Work to do: Find and copy every line in the records that includes the string "saison".

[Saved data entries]
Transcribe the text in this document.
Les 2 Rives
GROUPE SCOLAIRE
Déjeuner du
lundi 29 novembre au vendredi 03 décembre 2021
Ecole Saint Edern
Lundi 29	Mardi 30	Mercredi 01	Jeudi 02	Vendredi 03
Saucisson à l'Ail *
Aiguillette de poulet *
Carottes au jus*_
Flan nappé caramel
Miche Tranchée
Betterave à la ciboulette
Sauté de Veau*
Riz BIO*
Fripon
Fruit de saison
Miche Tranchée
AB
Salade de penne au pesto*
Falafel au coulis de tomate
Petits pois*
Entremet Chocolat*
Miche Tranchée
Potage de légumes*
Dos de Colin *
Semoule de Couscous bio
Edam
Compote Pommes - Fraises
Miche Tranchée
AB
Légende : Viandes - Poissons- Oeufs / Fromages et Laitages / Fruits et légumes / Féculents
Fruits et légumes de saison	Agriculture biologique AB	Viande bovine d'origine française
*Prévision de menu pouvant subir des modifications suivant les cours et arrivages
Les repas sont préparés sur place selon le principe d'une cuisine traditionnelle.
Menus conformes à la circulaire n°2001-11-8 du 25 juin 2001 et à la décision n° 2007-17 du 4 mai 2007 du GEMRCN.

Written reply:
Fruit de saison
Fruits et légumes de saison	Agriculture biologique AB	Viande bovine d'origine française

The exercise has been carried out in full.